_Stated exercise_
Type the records out again in full, exactly.

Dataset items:
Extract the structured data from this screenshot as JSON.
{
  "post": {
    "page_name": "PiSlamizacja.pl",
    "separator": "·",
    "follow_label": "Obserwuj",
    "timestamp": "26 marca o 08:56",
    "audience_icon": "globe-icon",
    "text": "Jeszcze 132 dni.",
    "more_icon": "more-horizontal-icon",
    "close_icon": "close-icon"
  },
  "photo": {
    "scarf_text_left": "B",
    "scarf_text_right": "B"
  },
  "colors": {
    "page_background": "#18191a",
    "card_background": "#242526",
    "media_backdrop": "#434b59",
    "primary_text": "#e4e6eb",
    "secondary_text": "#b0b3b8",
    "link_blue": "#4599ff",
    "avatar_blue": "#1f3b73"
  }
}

_Correct answer_
Extract the structured data from this screenshot as JSON.
{
  "post": {
    "page_name": "PiSlamizacja.pl",
    "separator": "·",
    "follow_label": "Obserwuj",
    "timestamp": "26 marca o 08:56",
    "audience_icon": "globe-icon",
    "text": "Jeszcze 132 dni.",
    "more_icon": "more-horizontal-icon",
    "close_icon": "close-icon"
  },
  "photo": {
    "scarf_text_left": "B",
    "scarf_text_right": "B"
  },
  "colors": {
    "page_background": "#18191a",
    "card_background": "#242526",
    "media_backdrop": "#434b59",
    "primary_text": "#e4e6eb",
    "secondary_text": "#b0b3b8",
    "link_blue": "#4599ff",
    "avatar_blue": "#1f3b73"
  }
}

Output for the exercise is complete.